Write out each line in which the string "urgence" is present.

────────────────────────────────────────

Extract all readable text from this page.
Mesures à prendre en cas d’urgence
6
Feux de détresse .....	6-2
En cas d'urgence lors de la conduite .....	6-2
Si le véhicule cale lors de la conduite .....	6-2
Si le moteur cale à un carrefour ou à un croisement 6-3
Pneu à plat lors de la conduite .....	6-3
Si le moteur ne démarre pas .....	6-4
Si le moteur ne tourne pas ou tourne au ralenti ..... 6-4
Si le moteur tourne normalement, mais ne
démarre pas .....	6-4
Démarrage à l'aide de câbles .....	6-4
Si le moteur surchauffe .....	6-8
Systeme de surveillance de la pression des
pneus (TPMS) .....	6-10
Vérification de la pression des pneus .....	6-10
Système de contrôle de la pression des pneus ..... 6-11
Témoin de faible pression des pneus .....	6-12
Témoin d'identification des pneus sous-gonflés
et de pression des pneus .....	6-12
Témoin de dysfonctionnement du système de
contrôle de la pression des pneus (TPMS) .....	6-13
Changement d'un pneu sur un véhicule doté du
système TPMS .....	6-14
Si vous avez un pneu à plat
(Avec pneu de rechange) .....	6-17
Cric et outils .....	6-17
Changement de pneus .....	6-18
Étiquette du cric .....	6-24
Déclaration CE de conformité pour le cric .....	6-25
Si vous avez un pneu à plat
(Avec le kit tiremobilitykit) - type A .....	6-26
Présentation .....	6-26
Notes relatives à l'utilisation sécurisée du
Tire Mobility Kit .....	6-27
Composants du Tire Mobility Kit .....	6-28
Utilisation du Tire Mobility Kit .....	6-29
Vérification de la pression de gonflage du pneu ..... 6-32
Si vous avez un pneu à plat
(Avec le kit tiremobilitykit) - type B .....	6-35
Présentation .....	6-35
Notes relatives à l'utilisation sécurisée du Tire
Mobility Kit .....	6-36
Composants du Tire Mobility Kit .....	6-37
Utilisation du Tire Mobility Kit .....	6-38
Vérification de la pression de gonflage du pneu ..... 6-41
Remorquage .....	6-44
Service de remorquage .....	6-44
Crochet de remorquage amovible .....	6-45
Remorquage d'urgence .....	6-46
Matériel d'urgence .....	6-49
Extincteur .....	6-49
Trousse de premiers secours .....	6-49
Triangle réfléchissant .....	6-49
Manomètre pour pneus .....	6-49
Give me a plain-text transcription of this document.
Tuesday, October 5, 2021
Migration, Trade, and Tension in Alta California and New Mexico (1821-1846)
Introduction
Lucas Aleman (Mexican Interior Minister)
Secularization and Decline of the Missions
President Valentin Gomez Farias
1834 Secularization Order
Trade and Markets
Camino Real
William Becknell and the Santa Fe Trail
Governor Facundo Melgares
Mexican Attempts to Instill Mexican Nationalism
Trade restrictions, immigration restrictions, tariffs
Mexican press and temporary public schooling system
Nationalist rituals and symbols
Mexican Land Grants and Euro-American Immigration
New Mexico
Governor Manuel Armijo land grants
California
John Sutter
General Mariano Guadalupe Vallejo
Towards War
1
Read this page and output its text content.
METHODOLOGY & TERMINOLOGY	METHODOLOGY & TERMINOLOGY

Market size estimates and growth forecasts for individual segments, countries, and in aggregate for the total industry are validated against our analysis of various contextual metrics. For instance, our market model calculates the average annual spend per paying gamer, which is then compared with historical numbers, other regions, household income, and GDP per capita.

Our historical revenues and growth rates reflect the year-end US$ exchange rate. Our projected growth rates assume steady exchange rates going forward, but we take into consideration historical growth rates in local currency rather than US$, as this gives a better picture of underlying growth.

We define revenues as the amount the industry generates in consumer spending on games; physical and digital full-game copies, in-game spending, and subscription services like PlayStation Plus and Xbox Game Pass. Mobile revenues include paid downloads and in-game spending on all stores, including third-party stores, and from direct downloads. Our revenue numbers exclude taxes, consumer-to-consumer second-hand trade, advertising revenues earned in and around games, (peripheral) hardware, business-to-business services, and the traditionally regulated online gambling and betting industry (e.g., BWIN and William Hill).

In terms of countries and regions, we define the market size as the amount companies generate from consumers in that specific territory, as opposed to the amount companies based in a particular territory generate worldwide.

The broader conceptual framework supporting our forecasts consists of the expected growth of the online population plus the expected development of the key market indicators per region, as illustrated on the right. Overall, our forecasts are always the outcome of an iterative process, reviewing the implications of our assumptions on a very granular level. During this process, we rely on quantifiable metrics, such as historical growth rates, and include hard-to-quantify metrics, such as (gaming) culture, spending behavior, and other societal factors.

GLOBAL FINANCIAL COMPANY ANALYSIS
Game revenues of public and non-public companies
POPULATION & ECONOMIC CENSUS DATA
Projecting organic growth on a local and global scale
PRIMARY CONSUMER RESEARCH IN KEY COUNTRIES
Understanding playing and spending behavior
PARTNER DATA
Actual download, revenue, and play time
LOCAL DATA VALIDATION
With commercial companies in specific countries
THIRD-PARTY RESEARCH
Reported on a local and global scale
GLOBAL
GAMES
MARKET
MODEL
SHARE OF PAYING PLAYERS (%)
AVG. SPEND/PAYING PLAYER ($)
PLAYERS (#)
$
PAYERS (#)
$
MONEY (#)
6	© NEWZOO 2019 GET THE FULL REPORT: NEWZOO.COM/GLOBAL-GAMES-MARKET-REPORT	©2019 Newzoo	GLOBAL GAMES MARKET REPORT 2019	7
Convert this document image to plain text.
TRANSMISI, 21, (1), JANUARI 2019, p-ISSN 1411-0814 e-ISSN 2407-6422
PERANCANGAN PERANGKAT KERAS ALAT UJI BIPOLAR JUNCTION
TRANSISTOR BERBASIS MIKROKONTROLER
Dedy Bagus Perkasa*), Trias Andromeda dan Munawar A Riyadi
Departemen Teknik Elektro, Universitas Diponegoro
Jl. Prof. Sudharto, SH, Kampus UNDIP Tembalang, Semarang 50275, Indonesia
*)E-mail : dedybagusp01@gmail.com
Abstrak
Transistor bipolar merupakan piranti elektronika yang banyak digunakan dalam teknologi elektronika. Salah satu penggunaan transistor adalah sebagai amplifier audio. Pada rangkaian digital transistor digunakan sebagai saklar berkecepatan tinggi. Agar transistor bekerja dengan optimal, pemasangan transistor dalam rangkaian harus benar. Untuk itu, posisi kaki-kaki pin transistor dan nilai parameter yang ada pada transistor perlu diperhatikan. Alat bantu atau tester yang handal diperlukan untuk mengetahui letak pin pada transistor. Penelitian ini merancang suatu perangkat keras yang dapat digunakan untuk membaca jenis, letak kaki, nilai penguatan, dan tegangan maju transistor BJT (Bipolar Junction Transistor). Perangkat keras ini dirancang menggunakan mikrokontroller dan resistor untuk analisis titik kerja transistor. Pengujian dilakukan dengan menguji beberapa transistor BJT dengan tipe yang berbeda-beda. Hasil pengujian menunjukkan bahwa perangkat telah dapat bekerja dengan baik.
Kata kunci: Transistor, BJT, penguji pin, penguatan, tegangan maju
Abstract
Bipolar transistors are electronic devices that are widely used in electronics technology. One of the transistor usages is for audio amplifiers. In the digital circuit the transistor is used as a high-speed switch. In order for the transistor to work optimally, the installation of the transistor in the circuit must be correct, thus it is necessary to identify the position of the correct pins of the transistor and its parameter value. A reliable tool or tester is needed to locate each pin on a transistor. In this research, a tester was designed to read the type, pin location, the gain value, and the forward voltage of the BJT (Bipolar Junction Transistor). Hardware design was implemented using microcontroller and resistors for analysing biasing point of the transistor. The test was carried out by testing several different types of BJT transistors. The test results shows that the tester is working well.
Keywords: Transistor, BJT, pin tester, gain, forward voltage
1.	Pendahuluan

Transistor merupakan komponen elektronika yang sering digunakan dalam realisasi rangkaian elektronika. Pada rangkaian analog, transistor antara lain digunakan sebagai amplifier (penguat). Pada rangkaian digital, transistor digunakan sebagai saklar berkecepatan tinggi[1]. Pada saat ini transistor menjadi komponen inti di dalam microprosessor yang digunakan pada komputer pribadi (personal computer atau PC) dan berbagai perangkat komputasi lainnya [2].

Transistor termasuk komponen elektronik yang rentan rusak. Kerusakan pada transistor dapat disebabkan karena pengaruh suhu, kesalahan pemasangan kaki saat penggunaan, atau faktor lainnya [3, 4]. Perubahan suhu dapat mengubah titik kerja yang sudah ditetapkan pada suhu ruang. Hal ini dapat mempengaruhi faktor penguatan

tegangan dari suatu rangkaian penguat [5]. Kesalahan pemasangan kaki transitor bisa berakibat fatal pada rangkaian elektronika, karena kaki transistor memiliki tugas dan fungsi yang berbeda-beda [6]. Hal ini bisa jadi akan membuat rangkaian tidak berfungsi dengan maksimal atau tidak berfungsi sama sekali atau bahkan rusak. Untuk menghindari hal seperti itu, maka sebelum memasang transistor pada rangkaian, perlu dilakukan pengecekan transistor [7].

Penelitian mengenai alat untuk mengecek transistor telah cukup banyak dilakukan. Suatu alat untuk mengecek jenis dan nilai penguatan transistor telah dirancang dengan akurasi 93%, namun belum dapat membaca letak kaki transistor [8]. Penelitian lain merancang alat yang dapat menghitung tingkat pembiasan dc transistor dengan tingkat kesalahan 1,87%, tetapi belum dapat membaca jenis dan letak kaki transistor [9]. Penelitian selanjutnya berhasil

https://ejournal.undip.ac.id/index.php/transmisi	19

────────────────────────────────────────

#### RESPONSE BELOW:
Mesures à prendre en cas d’urgence
En cas d'urgence lors de la conduite .....	6-2
Remorquage d'urgence .....	6-46
Matériel d'urgence .....	6-49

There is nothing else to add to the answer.